*THE TASK:* Only the pictures are to be left out; set down the rest of the records exactly.

________

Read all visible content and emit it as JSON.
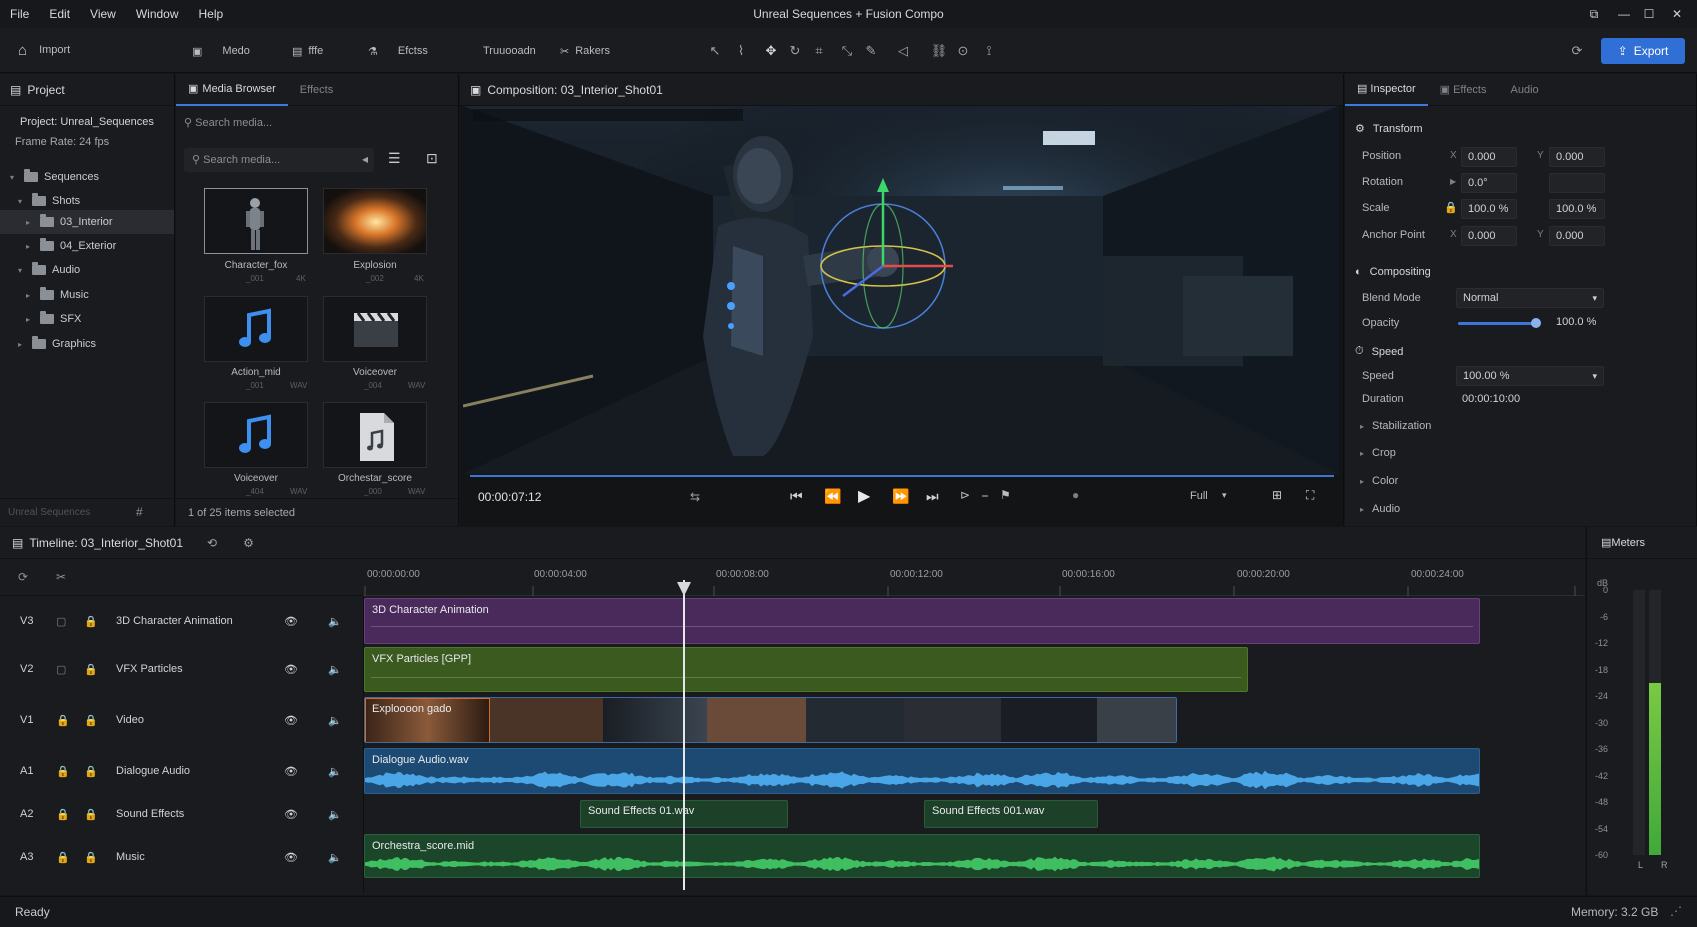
{
  "window": {
    "title": "Unreal Sequences + Fusion Compo"
  },
  "menu": [
    "File",
    "Edit",
    "View",
    "Window",
    "Help"
  ],
  "toolbar": {
    "import_label": "Import",
    "tool_media": "Medo",
    "tool_fx": "fffe",
    "tool_effects": "Efctss",
    "tool_transform": "Truuooadn",
    "tool_markers": "Rakers",
    "export_label": "Export"
  },
  "project": {
    "panel_title": "Project",
    "name": "Project: Unreal_Sequences",
    "frame_rate": "Frame Rate: 24 fps",
    "tree": [
      "Sequences",
      "Shots",
      "03_Interior",
      "04_Exterior",
      "Audio",
      "Music",
      "SFX",
      "Graphics"
    ],
    "footer": "Unreal Sequences"
  },
  "media": {
    "tab_browser": "Media Browser",
    "tab_effects": "Effects",
    "search_placeholder_1": "Search media...",
    "search_placeholder_2": "Search media...",
    "items": [
      {
        "label": "Character_fox",
        "meta_a": "_001",
        "meta_b": "4K"
      },
      {
        "label": "Explosion",
        "meta_a": "_002",
        "meta_b": "4K"
      },
      {
        "label": "Action_mid",
        "meta_a": "_001",
        "meta_b": "WAV"
      },
      {
        "label": "Voiceover",
        "meta_a": "_004",
        "meta_b": "WAV"
      },
      {
        "label": "Voiceover",
        "meta_a": "_404",
        "meta_b": "WAV"
      },
      {
        "label": "Orchestar_score",
        "meta_a": "_000",
        "meta_b": "WAV"
      }
    ],
    "status": "1 of 25 items selected"
  },
  "viewer": {
    "title": "Composition: 03_Interior_Shot01",
    "timecode": "00:00:07:12",
    "zoom": "Full"
  },
  "inspector": {
    "tab_inspector": "Inspector",
    "tab_effects": "Effects",
    "tab_audio": "Audio",
    "transform": "Transform",
    "position": "Position",
    "pos_x": "0.000",
    "pos_y": "0.000",
    "rotation": "Rotation",
    "rot_val": "0.0°",
    "scale": "Scale",
    "scale_x": "100.0 %",
    "scale_y": "100.0 %",
    "anchor": "Anchor Point",
    "anchor_x": "0.000",
    "anchor_y": "0.000",
    "x": "X",
    "y": "Y",
    "compositing": "Compositing",
    "blend_mode": "Blend Mode",
    "blend_val": "Normal",
    "opacity": "Opacity",
    "opacity_val": "100.0 %",
    "opacity_level": 0.97,
    "speed_sec": "Speed",
    "speed": "Speed",
    "speed_val": "100.00 %",
    "duration": "Duration",
    "duration_val": "00:00:10:00",
    "stabilization": "Stabilization",
    "crop": "Crop",
    "color": "Color",
    "audio": "Audio"
  },
  "timeline": {
    "title": "Timeline: 03_Interior_Shot01",
    "ruler": [
      "00:00:00:00",
      "00:00:04:00",
      "00:00:08:00",
      "00:00:12:00",
      "00:00:16:00",
      "00:00:20:00",
      "00:00:24:00"
    ],
    "tracks": [
      {
        "id": "V3",
        "name": "3D Character Animation"
      },
      {
        "id": "V2",
        "name": "VFX Particles"
      },
      {
        "id": "V1",
        "name": "Video"
      },
      {
        "id": "A1",
        "name": "Dialogue Audio"
      },
      {
        "id": "A2",
        "name": "Sound Effects"
      },
      {
        "id": "A3",
        "name": "Music"
      }
    ],
    "clips": {
      "v3": "3D Character Animation",
      "v2": "VFX Particles [GPP]",
      "v1": "Exploooon gado",
      "a1": "Dialogue Audio.wav",
      "a2a": "Sound Effects 01.wav",
      "a2b": "Sound Effects 001.wav",
      "a3": "Orchestra_score.mid"
    }
  },
  "meters": {
    "title": "Meters",
    "db": "dB",
    "scale": [
      "0",
      "-6",
      "-12",
      "-18",
      "-24",
      "-30",
      "-36",
      "-42",
      "-48",
      "-54",
      "-60"
    ],
    "left": "L",
    "right": "R",
    "level_right": 0.65
  },
  "status": {
    "left": "Ready",
    "right": "Memory: 3.2 GB"
  },
  "colors": {
    "accent": "#2f6fd6",
    "v3": "#5b2d6e",
    "v2": "#3d5d22",
    "a1": "#1f4f7a",
    "a3": "#1d4a2c"
  }
}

________

*SOLUTION BELOW:*
Read all visible content and emit it as JSON.
{
  "window": {
    "title": "Unreal Sequences + Fusion Compo"
  },
  "menu": [
    "File",
    "Edit",
    "View",
    "Window",
    "Help"
  ],
  "toolbar": {
    "import_label": "Import",
    "tool_media": "Medo",
    "tool_fx": "fffe",
    "tool_effects": "Efctss",
    "tool_transform": "Truuooadn",
    "tool_markers": "Rakers",
    "export_label": "Export"
  },
  "project": {
    "panel_title": "Project",
    "name": "Project: Unreal_Sequences",
    "frame_rate": "Frame Rate: 24 fps",
    "tree": [
      "Sequences",
      "Shots",
      "03_Interior",
      "04_Exterior",
      "Audio",
      "Music",
      "SFX",
      "Graphics"
    ],
    "footer": "Unreal Sequences"
  },
  "media": {
    "tab_browser": "Media Browser",
    "tab_effects": "Effects",
    "search_placeholder_1": "Search media...",
    "search_placeholder_2": "Search media...",
    "items": [
      {
        "label": "Character_fox",
        "meta_a": "_001",
        "meta_b": "4K"
      },
      {
        "label": "Explosion",
        "meta_a": "_002",
        "meta_b": "4K"
      },
      {
        "label": "Action_mid",
        "meta_a": "_001",
        "meta_b": "WAV"
      },
      {
        "label": "Voiceover",
        "meta_a": "_004",
        "meta_b": "WAV"
      },
      {
        "label": "Voiceover",
        "meta_a": "_404",
        "meta_b": "WAV"
      },
      {
        "label": "Orchestar_score",
        "meta_a": "_000",
        "meta_b": "WAV"
      }
    ],
    "status": "1 of 25 items selected"
  },
  "viewer": {
    "title": "Composition: 03_Interior_Shot01",
    "timecode": "00:00:07:12",
    "zoom": "Full"
  },
  "inspector": {
    "tab_inspector": "Inspector",
    "tab_effects": "Effects",
    "tab_audio": "Audio",
    "transform": "Transform",
    "position": "Position",
    "pos_x": "0.000",
    "pos_y": "0.000",
    "rotation": "Rotation",
    "rot_val": "0.0°",
    "scale": "Scale",
    "scale_x": "100.0 %",
    "scale_y": "100.0 %",
    "anchor": "Anchor Point",
    "anchor_x": "0.000",
    "anchor_y": "0.000",
    "x": "X",
    "y": "Y",
    "compositing": "Compositing",
    "blend_mode": "Blend Mode",
    "blend_val": "Normal",
    "opacity": "Opacity",
    "opacity_val": "100.0 %",
    "opacity_level": 0.97,
    "speed_sec": "Speed",
    "speed": "Speed",
    "speed_val": "100.00 %",
    "duration": "Duration",
    "duration_val": "00:00:10:00",
    "stabilization": "Stabilization",
    "crop": "Crop",
    "color": "Color",
    "audio": "Audio"
  },
  "timeline": {
    "title": "Timeline: 03_Interior_Shot01",
    "ruler": [
      "00:00:00:00",
      "00:00:04:00",
      "00:00:08:00",
      "00:00:12:00",
      "00:00:16:00",
      "00:00:20:00",
      "00:00:24:00"
    ],
    "tracks": [
      {
        "id": "V3",
        "name": "3D Character Animation"
      },
      {
        "id": "V2",
        "name": "VFX Particles"
      },
      {
        "id": "V1",
        "name": "Video"
      },
      {
        "id": "A1",
        "name": "Dialogue Audio"
      },
      {
        "id": "A2",
        "name": "Sound Effects"
      },
      {
        "id": "A3",
        "name": "Music"
      }
    ],
    "clips": {
      "v3": "3D Character Animation",
      "v2": "VFX Particles [GPP]",
      "v1": "Exploooon gado",
      "a1": "Dialogue Audio.wav",
      "a2a": "Sound Effects 01.wav",
      "a2b": "Sound Effects 001.wav",
      "a3": "Orchestra_score.mid"
    }
  },
  "meters": {
    "title": "Meters",
    "db": "dB",
    "scale": [
      "0",
      "-6",
      "-12",
      "-18",
      "-24",
      "-30",
      "-36",
      "-42",
      "-48",
      "-54",
      "-60"
    ],
    "left": "L",
    "right": "R",
    "level_right": 0.65
  },
  "status": {
    "left": "Ready",
    "right": "Memory: 3.2 GB"
  },
  "colors": {
    "accent": "#2f6fd6",
    "v3": "#5b2d6e",
    "v2": "#3d5d22",
    "a1": "#1f4f7a",
    "a3": "#1d4a2c"
  }
}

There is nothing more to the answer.